### Work instructions
Copy all lines of the listing that include the string "dark".

%%

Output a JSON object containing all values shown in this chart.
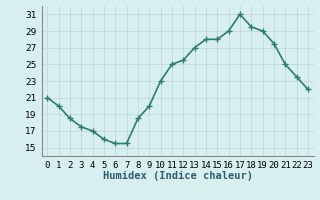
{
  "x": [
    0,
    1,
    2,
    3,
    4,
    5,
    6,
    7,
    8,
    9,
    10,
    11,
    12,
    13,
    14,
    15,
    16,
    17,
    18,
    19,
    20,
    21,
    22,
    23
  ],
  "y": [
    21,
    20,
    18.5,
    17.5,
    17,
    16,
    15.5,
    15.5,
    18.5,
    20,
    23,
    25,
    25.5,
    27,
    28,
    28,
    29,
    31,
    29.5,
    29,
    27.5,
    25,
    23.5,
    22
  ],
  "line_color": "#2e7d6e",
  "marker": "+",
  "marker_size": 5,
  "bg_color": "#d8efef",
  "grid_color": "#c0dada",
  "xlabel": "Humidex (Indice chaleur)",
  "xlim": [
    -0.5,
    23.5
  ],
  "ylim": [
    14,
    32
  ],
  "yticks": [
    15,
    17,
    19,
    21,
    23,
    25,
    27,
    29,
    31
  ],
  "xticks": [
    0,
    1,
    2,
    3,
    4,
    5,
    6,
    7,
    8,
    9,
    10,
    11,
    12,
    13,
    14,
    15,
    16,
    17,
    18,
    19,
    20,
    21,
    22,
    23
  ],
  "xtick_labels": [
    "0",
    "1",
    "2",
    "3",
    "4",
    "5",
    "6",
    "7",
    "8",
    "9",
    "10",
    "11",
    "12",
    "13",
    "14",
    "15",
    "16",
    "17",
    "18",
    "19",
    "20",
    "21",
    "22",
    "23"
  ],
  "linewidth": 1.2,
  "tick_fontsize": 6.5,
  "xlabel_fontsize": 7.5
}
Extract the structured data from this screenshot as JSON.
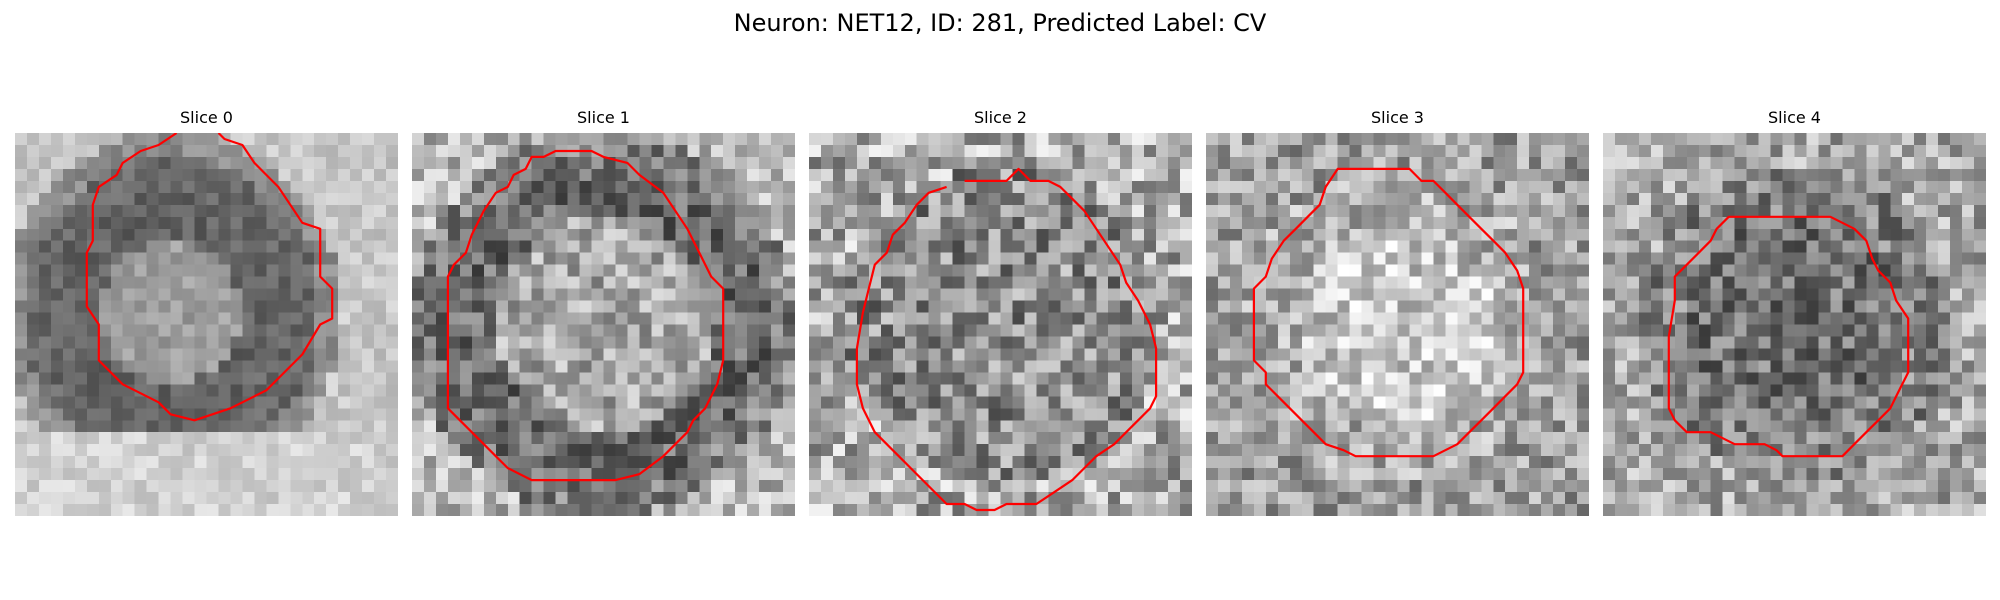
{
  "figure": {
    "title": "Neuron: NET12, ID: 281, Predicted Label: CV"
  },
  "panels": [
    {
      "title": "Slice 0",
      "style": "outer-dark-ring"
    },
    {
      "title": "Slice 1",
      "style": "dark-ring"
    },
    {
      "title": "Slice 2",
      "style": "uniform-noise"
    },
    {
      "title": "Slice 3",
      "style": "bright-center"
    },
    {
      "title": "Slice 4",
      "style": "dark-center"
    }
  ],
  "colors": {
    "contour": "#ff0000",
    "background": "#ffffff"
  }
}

%%

### Reply to the task
      "style": "outer-dark-ring"
      "style": "dark-ring"
      "style": "dark-center"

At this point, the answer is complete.